In the listing below, identify each line with the word "pour" and return those lines.

◆ **Given records**
------------------------------------------------
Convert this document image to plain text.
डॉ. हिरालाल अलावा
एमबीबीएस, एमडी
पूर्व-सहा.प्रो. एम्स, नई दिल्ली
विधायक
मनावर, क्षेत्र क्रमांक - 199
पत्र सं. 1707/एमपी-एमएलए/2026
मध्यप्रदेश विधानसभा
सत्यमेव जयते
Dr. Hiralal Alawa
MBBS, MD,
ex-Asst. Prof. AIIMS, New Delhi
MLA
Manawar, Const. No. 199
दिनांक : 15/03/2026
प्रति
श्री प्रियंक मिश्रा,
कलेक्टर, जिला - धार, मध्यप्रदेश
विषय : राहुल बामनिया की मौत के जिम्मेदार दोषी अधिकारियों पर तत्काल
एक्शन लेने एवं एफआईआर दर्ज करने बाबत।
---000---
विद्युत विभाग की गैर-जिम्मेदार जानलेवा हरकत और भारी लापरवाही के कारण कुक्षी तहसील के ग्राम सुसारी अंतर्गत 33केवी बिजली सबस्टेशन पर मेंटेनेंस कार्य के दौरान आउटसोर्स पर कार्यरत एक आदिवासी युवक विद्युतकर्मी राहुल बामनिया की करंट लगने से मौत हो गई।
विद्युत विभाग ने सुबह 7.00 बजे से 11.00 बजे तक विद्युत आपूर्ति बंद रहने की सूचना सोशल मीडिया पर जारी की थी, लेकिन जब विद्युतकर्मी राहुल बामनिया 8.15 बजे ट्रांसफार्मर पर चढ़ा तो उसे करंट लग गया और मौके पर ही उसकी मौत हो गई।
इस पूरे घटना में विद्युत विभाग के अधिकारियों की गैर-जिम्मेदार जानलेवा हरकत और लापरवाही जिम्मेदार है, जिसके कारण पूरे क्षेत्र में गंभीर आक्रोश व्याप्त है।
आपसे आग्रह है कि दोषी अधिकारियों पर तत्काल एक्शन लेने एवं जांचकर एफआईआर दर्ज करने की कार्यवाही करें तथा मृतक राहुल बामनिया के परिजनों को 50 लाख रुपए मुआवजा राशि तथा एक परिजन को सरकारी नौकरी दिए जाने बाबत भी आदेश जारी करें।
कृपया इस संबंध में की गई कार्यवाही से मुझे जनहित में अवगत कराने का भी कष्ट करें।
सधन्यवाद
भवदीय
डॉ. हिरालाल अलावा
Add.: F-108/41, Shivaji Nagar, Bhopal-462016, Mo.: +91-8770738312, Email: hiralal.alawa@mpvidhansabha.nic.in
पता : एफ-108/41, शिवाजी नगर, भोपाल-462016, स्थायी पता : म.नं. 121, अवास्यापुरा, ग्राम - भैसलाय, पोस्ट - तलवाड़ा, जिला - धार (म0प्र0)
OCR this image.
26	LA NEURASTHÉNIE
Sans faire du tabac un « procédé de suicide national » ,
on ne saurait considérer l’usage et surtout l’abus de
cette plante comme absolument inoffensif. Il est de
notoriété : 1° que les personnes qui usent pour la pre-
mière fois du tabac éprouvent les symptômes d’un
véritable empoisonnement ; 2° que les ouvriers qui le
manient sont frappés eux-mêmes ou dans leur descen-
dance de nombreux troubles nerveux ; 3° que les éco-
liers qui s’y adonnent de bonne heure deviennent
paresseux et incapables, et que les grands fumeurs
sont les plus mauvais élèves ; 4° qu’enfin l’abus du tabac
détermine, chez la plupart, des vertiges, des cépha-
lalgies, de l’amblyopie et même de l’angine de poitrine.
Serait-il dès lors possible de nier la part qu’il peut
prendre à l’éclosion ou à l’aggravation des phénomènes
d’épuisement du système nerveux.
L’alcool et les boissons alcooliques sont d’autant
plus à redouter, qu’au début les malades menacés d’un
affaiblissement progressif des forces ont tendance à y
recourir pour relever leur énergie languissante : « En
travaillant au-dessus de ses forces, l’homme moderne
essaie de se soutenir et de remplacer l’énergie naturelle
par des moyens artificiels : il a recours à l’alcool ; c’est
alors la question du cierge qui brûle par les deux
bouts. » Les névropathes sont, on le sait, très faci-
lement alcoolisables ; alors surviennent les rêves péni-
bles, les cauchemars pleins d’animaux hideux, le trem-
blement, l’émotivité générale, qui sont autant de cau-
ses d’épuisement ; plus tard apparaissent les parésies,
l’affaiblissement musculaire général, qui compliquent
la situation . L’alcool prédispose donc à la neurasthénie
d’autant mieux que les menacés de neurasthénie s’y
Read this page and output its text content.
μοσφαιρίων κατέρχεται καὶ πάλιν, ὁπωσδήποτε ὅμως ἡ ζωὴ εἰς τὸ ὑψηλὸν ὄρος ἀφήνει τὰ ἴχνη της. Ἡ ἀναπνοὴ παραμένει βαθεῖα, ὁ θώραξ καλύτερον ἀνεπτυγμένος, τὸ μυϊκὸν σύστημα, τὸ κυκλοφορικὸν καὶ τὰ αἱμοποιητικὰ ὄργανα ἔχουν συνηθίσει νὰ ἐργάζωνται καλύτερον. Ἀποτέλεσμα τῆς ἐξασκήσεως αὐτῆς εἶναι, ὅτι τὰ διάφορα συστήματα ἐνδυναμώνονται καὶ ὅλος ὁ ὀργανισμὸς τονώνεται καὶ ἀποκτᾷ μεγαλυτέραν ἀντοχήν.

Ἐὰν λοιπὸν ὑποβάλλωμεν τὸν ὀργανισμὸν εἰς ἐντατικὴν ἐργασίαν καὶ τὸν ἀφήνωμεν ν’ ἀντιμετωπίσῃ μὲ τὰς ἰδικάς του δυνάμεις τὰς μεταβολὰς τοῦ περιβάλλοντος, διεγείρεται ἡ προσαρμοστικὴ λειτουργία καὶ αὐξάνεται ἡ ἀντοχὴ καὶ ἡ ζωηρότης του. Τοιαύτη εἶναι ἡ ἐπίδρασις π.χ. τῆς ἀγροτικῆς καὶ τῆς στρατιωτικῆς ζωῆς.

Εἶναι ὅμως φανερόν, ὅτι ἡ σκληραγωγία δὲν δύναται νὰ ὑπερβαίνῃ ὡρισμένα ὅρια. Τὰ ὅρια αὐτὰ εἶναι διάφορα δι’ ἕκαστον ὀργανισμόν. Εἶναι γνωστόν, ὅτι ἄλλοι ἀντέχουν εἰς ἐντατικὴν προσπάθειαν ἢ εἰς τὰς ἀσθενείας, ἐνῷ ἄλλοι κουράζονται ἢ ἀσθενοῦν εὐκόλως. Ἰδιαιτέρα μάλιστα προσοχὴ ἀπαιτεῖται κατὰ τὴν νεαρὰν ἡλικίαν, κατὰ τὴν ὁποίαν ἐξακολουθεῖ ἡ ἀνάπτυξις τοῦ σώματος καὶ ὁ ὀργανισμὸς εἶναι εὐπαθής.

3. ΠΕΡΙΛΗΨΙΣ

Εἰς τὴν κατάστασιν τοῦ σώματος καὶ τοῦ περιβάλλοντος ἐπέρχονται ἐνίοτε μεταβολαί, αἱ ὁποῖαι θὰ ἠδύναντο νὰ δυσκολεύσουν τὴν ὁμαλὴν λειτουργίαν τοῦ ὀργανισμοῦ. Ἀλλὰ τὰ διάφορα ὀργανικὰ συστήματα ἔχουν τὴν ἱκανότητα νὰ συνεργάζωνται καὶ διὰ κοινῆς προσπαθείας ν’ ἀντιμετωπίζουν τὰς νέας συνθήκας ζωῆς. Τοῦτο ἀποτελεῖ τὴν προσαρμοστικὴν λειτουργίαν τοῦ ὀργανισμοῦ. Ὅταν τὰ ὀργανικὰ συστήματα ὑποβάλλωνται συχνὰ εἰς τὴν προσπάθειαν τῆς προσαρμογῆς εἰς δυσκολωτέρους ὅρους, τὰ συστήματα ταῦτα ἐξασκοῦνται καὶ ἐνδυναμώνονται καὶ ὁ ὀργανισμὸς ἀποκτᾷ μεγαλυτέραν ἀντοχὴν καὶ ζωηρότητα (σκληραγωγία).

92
------------------------------------------------
◆ **Exercise response**
notoriété : 1° que les personnes qui usent pour la pre-
recourir pour relever leur énergie languissante : « En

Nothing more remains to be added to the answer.